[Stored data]
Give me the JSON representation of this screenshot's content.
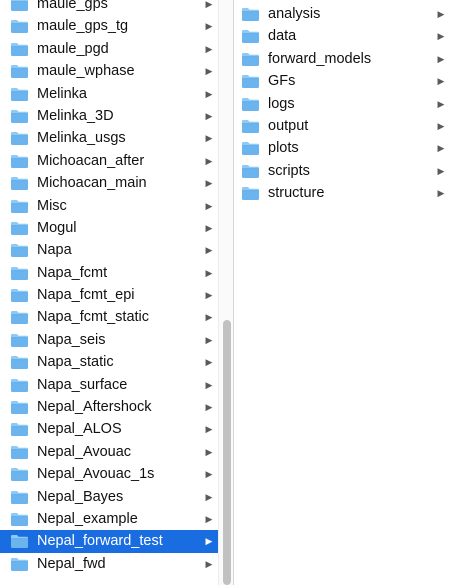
{
  "colors": {
    "folder_fill": "#6cb4ee",
    "folder_tab": "#8ccaf7",
    "selection": "#1a6de0"
  },
  "icons": {
    "folder": "folder-icon",
    "disclosure": "chevron-right-icon"
  },
  "column_left": {
    "chevron_glyph": "▶",
    "items": [
      {
        "label": "maule_gps"
      },
      {
        "label": "maule_gps_tg"
      },
      {
        "label": "maule_pgd"
      },
      {
        "label": "maule_wphase"
      },
      {
        "label": "Melinka"
      },
      {
        "label": "Melinka_3D"
      },
      {
        "label": "Melinka_usgs"
      },
      {
        "label": "Michoacan_after"
      },
      {
        "label": "Michoacan_main"
      },
      {
        "label": "Misc"
      },
      {
        "label": "Mogul"
      },
      {
        "label": "Napa"
      },
      {
        "label": "Napa_fcmt"
      },
      {
        "label": "Napa_fcmt_epi"
      },
      {
        "label": "Napa_fcmt_static"
      },
      {
        "label": "Napa_seis"
      },
      {
        "label": "Napa_static"
      },
      {
        "label": "Napa_surface"
      },
      {
        "label": "Nepal_Aftershock"
      },
      {
        "label": "Nepal_ALOS"
      },
      {
        "label": "Nepal_Avouac"
      },
      {
        "label": "Nepal_Avouac_1s"
      },
      {
        "label": "Nepal_Bayes"
      },
      {
        "label": "Nepal_example"
      },
      {
        "label": "Nepal_forward_test",
        "selected": true
      },
      {
        "label": "Nepal_fwd"
      }
    ]
  },
  "column_right": {
    "chevron_glyph": "▶",
    "items": [
      {
        "label": "analysis"
      },
      {
        "label": "data"
      },
      {
        "label": "forward_models"
      },
      {
        "label": "GFs"
      },
      {
        "label": "logs"
      },
      {
        "label": "output"
      },
      {
        "label": "plots"
      },
      {
        "label": "scripts"
      },
      {
        "label": "structure"
      }
    ]
  }
}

- [Do this]: Omit any images, then output the listing exactly.

- [Task response]:
Give me the JSON representation of this screenshot's content.
{
  "colors": {
    "folder_fill": "#6cb4ee",
    "folder_tab": "#8ccaf7",
    "selection": "#1a6de0"
  },
  "icons": {
    "folder": "folder-icon",
    "disclosure": "chevron-right-icon"
  },
  "column_left": {
    "chevron_glyph": "▶",
    "items": [
      {
        "label": "maule_gps"
      },
      {
        "label": "maule_gps_tg"
      },
      {
        "label": "maule_pgd"
      },
      {
        "label": "maule_wphase"
      },
      {
        "label": "Melinka"
      },
      {
        "label": "Melinka_3D"
      },
      {
        "label": "Melinka_usgs"
      },
      {
        "label": "Michoacan_after"
      },
      {
        "label": "Michoacan_main"
      },
      {
        "label": "Misc"
      },
      {
        "label": "Mogul"
      },
      {
        "label": "Napa"
      },
      {
        "label": "Napa_fcmt"
      },
      {
        "label": "Napa_fcmt_epi"
      },
      {
        "label": "Napa_fcmt_static"
      },
      {
        "label": "Napa_seis"
      },
      {
        "label": "Napa_static"
      },
      {
        "label": "Napa_surface"
      },
      {
        "label": "Nepal_Aftershock"
      },
      {
        "label": "Nepal_ALOS"
      },
      {
        "label": "Nepal_Avouac"
      },
      {
        "label": "Nepal_Avouac_1s"
      },
      {
        "label": "Nepal_Bayes"
      },
      {
        "label": "Nepal_example"
      },
      {
        "label": "Nepal_forward_test",
        "selected": true
      },
      {
        "label": "Nepal_fwd"
      }
    ]
  },
  "column_right": {
    "chevron_glyph": "▶",
    "items": [
      {
        "label": "analysis"
      },
      {
        "label": "data"
      },
      {
        "label": "forward_models"
      },
      {
        "label": "GFs"
      },
      {
        "label": "logs"
      },
      {
        "label": "output"
      },
      {
        "label": "plots"
      },
      {
        "label": "scripts"
      },
      {
        "label": "structure"
      }
    ]
  }
}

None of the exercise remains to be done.